> _SET TASK_
Pick out each line containing the string "structured" and copy it.

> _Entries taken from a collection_
# # # # # # #

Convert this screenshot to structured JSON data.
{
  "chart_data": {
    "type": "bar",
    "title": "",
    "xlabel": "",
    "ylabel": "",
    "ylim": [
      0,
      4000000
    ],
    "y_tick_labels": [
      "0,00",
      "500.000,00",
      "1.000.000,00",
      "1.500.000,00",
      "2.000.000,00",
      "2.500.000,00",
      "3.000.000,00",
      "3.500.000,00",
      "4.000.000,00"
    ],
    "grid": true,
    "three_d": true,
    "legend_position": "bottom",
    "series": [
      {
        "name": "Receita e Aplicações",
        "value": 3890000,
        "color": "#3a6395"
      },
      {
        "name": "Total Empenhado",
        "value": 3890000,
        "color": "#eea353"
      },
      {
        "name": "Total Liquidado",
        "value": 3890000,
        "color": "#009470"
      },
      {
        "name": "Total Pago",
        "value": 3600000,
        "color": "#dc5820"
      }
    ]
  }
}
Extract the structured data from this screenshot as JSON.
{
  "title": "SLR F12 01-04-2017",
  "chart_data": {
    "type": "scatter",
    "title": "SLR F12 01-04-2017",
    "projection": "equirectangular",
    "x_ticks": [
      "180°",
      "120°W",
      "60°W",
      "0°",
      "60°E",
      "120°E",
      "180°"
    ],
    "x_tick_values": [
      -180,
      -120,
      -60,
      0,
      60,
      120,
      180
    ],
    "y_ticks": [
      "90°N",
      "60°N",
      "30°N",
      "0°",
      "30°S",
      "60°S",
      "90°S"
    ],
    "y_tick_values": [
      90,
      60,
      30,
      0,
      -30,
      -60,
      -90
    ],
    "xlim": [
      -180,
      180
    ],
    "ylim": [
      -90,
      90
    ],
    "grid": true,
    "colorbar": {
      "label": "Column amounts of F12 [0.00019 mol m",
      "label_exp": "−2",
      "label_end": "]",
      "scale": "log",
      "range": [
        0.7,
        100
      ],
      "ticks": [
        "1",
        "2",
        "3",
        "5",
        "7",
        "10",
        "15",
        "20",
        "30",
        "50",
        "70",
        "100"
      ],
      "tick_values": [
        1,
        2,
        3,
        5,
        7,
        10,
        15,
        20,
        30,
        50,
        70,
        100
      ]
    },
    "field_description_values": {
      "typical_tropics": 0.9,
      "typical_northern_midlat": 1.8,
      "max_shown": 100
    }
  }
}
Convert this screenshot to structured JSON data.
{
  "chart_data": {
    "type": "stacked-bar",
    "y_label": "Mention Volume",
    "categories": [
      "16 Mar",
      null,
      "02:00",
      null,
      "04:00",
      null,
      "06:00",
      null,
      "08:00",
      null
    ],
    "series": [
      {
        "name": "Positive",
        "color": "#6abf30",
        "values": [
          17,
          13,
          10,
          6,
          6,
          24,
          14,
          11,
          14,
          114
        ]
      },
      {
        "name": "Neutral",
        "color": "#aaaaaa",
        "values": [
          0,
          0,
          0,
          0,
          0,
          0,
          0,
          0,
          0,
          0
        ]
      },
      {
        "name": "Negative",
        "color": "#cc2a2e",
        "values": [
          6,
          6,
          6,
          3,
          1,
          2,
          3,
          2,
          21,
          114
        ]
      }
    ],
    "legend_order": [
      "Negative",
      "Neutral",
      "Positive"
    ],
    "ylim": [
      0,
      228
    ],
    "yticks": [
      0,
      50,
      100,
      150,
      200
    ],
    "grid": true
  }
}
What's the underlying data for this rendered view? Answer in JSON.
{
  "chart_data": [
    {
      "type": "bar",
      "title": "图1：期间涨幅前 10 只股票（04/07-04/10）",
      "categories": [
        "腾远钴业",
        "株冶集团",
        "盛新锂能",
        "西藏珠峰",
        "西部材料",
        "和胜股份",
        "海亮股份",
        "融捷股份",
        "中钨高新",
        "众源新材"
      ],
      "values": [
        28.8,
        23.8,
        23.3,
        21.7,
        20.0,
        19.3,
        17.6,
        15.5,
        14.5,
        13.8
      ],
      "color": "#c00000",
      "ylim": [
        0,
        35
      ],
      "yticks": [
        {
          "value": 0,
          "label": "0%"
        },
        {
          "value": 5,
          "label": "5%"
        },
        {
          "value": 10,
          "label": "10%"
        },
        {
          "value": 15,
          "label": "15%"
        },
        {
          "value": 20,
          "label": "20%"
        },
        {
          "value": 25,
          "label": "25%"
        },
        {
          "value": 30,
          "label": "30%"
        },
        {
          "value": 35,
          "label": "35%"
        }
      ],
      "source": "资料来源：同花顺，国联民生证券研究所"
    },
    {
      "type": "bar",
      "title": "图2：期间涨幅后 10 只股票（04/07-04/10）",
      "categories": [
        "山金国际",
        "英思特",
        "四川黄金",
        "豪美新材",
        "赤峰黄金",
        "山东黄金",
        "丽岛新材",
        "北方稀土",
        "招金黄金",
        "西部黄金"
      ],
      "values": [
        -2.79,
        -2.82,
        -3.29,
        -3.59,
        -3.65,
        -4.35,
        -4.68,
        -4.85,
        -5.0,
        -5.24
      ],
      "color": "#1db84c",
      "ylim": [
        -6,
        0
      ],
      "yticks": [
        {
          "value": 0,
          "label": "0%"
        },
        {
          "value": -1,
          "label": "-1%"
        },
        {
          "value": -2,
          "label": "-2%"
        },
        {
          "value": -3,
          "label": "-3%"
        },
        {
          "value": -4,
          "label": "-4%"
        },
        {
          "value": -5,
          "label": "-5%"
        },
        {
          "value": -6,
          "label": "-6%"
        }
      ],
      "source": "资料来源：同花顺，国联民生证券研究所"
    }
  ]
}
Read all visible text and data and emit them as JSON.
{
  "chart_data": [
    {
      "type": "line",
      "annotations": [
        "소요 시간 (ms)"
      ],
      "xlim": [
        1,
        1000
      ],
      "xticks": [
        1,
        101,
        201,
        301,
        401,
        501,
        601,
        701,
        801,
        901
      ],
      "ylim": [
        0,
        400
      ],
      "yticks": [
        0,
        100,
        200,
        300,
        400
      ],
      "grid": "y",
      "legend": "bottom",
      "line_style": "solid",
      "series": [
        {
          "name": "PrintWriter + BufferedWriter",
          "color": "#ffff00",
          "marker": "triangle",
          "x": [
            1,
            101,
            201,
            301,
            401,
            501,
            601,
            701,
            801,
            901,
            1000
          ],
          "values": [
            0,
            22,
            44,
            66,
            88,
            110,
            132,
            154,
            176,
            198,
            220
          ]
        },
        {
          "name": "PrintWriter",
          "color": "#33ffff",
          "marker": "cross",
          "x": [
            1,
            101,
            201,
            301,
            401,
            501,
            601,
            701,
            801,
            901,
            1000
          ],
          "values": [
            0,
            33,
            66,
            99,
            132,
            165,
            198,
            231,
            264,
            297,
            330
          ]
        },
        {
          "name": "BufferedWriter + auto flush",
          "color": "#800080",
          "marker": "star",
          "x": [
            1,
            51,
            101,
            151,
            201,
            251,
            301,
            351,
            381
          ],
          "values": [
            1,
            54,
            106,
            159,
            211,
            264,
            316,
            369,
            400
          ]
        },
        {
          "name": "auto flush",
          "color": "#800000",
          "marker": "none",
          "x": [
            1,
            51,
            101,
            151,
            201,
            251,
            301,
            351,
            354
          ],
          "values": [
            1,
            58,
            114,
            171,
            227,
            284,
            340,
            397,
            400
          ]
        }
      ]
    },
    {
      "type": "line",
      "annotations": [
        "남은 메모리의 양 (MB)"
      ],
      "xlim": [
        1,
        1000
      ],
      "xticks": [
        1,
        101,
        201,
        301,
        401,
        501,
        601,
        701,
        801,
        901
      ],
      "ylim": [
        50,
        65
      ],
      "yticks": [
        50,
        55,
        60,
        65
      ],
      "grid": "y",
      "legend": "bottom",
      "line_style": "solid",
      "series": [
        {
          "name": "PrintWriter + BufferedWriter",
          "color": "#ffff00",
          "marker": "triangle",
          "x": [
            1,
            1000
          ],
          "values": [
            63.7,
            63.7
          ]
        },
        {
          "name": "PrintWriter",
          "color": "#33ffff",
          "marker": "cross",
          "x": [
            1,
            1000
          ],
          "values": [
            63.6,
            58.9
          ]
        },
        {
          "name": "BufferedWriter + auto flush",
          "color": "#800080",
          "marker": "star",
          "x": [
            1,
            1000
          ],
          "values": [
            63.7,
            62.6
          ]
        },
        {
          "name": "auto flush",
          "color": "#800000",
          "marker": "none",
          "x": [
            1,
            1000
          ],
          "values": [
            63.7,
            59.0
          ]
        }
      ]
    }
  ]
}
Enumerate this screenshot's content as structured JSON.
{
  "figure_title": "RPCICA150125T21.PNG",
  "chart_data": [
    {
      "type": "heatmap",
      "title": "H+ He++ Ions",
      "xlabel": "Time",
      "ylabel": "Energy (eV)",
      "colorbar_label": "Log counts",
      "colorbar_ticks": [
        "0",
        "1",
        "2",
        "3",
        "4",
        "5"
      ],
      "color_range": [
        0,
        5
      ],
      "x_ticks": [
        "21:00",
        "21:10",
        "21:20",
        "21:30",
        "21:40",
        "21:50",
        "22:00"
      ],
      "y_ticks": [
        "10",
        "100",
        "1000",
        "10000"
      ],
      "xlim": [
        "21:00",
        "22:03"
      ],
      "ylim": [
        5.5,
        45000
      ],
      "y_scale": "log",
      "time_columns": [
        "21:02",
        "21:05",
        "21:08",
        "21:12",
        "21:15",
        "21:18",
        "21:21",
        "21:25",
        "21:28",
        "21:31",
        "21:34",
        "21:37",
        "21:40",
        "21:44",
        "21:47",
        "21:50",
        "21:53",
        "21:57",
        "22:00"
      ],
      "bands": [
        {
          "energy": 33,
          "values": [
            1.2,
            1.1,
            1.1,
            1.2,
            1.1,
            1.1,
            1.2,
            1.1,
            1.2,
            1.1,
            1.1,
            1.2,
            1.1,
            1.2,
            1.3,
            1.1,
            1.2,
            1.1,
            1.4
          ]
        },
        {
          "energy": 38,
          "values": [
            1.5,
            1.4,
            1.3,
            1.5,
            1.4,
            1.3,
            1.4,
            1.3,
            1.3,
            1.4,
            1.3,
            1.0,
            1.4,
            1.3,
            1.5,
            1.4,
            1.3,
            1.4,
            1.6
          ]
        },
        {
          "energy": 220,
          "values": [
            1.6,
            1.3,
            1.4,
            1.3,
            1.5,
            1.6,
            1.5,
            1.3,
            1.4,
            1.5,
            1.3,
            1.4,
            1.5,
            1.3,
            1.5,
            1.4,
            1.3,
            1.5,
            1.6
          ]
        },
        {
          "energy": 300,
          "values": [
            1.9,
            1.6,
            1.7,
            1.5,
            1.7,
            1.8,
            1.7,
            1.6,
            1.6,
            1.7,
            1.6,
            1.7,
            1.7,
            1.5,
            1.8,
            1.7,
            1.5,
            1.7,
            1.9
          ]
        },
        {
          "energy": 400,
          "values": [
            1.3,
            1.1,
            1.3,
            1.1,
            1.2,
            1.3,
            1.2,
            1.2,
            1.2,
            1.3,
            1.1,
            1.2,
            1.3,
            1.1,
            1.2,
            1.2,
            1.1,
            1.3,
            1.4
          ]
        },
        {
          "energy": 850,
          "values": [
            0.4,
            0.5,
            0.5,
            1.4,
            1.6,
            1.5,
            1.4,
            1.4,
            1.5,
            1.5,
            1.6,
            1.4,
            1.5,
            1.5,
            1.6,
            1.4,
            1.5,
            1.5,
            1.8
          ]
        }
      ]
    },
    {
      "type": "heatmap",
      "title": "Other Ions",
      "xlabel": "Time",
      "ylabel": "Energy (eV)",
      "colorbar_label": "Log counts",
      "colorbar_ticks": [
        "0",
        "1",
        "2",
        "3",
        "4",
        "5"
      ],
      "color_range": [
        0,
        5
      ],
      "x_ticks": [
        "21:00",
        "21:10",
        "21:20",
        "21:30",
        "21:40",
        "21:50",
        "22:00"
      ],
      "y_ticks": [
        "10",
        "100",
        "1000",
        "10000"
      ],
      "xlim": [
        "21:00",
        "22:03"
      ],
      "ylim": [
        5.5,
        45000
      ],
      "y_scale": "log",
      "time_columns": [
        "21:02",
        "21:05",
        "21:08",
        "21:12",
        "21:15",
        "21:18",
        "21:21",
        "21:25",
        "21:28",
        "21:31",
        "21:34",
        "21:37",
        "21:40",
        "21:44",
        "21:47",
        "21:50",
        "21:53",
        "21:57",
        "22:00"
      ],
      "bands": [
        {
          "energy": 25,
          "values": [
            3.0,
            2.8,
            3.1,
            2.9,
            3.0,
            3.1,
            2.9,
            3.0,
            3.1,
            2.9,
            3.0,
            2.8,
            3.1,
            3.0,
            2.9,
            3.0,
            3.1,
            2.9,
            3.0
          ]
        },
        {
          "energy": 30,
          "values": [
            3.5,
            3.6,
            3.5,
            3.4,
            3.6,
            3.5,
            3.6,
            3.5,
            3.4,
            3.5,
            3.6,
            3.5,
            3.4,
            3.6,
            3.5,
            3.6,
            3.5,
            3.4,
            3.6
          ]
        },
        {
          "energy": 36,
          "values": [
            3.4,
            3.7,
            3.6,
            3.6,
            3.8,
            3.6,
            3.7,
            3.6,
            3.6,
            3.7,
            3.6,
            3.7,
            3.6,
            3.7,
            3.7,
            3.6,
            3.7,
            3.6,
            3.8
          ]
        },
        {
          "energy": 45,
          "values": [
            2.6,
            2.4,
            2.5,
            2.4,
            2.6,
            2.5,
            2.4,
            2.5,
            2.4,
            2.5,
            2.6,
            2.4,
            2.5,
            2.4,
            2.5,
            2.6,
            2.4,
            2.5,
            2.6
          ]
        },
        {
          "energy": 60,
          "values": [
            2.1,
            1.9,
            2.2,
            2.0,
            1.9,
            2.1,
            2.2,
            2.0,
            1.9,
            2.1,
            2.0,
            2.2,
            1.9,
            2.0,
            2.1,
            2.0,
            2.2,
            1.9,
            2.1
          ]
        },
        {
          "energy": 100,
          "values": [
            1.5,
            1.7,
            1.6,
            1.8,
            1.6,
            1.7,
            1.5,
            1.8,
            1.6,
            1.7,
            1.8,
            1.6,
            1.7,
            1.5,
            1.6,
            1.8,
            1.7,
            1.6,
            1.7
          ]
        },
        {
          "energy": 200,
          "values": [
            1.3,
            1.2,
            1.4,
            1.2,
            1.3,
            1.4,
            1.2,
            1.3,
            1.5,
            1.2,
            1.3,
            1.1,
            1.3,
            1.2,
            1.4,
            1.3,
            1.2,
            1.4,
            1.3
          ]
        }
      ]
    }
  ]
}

# # # # # # #

> _CORRECT ANSWER_
Convert this screenshot to structured JSON data.
Extract the structured data from this screenshot as JSON.
Convert this screenshot to structured JSON data.
Enumerate this screenshot's content as structured JSON.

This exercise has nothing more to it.